Stated task:
State the number of lines where "ovat" appears. Add nothing else.

— START Extracted records —

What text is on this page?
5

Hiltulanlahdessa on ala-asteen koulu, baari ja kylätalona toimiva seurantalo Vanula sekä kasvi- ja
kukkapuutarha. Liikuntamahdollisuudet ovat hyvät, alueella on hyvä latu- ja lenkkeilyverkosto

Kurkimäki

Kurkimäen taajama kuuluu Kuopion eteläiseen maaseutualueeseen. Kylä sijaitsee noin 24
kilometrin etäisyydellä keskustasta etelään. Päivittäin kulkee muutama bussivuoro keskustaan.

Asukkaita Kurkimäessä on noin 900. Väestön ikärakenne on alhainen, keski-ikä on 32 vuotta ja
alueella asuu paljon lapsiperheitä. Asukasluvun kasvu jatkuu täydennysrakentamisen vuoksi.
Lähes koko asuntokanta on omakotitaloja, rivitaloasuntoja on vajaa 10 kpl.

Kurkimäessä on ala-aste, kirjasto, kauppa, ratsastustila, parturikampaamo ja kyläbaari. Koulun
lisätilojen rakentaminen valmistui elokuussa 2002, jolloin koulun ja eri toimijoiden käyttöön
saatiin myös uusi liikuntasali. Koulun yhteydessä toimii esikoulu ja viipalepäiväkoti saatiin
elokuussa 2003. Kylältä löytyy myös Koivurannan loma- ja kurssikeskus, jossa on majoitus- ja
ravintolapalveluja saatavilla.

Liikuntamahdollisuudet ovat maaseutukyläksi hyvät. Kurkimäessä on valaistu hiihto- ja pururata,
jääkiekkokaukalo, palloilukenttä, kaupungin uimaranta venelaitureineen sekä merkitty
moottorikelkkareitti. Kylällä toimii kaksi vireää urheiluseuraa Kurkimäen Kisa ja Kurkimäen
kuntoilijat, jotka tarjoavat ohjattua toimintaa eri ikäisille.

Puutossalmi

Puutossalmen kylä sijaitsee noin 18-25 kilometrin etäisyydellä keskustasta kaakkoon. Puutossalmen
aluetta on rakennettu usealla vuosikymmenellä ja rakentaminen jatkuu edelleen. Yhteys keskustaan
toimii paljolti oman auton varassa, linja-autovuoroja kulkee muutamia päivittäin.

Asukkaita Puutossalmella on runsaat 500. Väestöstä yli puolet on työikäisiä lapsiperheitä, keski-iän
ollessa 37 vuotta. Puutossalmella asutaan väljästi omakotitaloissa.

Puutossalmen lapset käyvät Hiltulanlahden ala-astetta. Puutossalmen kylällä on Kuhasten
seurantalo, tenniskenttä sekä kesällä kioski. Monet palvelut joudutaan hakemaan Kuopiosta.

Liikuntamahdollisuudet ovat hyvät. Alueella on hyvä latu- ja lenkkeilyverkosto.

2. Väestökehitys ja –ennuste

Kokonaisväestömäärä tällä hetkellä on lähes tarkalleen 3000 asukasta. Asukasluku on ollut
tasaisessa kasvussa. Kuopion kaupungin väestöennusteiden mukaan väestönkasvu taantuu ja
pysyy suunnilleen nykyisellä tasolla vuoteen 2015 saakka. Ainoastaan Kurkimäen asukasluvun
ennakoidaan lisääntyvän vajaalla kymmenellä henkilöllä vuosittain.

— END Extracted records —

Answer for this exercise:
3